Data listing

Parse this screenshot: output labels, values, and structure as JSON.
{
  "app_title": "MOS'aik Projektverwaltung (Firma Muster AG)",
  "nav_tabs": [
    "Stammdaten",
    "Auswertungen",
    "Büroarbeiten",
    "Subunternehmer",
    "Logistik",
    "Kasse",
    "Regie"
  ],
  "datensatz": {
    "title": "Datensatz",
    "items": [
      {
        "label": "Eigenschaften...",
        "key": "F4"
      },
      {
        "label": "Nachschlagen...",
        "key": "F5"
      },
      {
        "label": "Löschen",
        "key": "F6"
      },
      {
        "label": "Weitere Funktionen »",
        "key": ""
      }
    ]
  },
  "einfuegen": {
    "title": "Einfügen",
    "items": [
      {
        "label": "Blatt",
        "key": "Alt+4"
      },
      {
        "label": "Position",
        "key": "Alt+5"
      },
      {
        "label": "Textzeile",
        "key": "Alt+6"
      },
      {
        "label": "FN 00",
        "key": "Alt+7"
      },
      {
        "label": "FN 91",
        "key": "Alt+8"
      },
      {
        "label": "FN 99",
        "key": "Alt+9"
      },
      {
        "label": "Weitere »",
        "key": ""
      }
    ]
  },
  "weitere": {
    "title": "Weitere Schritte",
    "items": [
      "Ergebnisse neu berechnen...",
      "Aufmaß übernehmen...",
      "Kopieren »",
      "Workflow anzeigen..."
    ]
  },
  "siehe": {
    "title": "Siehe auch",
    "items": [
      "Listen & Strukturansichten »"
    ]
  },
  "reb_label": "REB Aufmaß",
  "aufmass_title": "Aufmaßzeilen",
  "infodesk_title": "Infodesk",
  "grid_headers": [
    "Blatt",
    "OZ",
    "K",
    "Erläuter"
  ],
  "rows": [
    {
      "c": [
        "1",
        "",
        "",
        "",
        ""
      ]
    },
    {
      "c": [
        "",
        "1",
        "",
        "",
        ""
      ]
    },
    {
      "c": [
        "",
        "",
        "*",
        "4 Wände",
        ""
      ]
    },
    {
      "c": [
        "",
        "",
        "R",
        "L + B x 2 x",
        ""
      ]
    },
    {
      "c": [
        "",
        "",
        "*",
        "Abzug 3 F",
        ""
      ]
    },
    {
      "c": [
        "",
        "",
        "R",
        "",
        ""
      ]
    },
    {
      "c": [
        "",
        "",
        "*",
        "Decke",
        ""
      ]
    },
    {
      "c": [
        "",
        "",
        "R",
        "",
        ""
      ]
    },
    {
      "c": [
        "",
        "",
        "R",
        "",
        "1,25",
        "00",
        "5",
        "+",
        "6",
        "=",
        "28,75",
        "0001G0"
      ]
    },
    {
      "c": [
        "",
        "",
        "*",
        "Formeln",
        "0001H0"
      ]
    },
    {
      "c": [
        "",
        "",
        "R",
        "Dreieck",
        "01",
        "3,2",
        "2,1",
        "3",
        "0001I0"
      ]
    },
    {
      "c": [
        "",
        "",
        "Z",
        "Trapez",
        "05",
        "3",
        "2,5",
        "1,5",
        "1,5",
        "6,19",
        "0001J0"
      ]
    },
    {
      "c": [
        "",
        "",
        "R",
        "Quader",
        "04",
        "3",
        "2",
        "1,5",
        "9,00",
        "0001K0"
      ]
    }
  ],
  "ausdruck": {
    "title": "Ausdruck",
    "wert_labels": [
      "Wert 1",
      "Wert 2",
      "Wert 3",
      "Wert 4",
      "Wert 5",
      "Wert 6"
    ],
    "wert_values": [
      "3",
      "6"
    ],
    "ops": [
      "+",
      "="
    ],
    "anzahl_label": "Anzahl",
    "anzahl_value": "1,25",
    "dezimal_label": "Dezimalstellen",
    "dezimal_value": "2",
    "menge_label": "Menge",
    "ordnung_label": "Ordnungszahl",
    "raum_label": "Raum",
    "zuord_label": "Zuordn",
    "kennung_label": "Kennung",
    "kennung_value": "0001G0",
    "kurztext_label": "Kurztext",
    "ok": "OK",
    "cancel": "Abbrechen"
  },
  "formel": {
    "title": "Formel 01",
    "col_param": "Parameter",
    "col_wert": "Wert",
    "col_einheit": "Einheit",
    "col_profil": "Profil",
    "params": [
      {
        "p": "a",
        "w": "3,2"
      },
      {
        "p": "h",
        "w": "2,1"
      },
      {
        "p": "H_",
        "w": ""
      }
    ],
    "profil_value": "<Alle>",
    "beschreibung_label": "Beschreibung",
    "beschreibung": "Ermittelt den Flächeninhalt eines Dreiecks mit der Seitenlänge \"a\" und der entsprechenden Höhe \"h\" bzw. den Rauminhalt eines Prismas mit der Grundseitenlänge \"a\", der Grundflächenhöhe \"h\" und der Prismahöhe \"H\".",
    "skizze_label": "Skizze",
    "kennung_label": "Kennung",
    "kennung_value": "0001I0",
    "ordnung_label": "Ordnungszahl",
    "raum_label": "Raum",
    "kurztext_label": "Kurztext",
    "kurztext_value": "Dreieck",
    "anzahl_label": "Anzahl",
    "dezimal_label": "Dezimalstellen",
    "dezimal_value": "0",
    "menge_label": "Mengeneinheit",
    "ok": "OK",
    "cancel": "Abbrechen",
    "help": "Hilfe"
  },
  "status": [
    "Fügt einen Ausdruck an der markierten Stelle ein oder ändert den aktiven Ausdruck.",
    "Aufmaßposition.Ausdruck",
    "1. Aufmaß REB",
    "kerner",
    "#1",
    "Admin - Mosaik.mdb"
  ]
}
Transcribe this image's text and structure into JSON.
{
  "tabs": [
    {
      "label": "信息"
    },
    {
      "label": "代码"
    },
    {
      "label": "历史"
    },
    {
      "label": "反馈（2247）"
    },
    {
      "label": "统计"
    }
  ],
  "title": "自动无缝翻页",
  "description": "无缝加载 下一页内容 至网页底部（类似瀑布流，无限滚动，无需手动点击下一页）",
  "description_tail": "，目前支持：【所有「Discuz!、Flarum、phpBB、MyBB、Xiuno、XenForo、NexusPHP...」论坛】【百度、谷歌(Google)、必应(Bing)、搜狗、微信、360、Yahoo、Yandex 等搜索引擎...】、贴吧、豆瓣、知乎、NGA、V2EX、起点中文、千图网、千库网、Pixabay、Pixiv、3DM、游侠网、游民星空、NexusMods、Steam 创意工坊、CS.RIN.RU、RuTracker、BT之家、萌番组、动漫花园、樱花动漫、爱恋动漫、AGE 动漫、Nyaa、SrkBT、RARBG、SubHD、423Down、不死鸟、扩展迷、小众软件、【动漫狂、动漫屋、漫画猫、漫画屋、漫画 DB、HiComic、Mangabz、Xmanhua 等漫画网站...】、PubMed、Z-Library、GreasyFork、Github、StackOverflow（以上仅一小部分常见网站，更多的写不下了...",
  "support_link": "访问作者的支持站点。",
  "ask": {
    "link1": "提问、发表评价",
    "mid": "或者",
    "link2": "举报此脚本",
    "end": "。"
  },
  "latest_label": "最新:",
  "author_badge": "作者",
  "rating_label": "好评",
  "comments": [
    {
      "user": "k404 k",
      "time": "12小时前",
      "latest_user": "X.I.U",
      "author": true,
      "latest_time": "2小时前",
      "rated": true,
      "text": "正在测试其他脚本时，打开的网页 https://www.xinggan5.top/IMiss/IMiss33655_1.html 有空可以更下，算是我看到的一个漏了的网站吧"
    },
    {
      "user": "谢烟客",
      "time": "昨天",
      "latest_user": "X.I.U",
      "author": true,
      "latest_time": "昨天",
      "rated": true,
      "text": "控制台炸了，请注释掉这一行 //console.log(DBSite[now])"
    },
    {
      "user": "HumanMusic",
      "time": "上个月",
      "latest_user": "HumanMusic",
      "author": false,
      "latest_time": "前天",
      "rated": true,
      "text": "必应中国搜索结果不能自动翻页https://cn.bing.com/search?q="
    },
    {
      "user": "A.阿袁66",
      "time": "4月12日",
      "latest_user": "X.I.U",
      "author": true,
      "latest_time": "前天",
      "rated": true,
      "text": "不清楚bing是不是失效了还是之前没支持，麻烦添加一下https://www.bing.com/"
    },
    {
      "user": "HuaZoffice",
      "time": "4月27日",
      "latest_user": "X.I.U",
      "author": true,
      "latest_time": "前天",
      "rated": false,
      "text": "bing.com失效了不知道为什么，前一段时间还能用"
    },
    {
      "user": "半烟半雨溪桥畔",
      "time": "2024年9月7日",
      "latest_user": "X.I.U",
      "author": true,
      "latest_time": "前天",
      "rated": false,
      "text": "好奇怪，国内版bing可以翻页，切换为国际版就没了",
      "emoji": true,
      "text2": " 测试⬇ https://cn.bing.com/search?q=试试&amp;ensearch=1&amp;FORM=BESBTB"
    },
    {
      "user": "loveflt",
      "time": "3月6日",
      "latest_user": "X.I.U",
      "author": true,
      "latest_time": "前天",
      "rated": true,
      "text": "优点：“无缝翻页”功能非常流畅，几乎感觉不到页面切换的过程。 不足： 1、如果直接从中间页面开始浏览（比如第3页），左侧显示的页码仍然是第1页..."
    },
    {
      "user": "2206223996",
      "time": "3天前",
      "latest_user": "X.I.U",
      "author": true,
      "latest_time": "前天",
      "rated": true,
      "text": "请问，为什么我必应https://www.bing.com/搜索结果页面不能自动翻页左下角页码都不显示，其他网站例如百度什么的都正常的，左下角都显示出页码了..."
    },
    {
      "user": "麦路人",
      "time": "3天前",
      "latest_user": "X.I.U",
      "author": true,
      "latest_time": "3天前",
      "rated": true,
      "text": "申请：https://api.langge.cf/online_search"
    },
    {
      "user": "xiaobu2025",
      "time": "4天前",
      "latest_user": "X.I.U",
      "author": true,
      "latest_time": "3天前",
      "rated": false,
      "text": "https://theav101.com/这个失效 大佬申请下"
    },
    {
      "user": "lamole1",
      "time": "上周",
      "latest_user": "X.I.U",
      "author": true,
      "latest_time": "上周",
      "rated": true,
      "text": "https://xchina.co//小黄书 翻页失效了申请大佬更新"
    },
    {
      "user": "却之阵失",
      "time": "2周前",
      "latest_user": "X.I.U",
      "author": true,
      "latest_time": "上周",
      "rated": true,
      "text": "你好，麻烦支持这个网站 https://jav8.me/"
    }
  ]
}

• **TASK DESCRIPTION**
Pull every line containing "structure" from the material above.

• **OUTPUT FOR THIS EXERCISE**
Parse this screenshot: output labels, values, and structure as JSON.
Transcribe this image's text and structure into JSON.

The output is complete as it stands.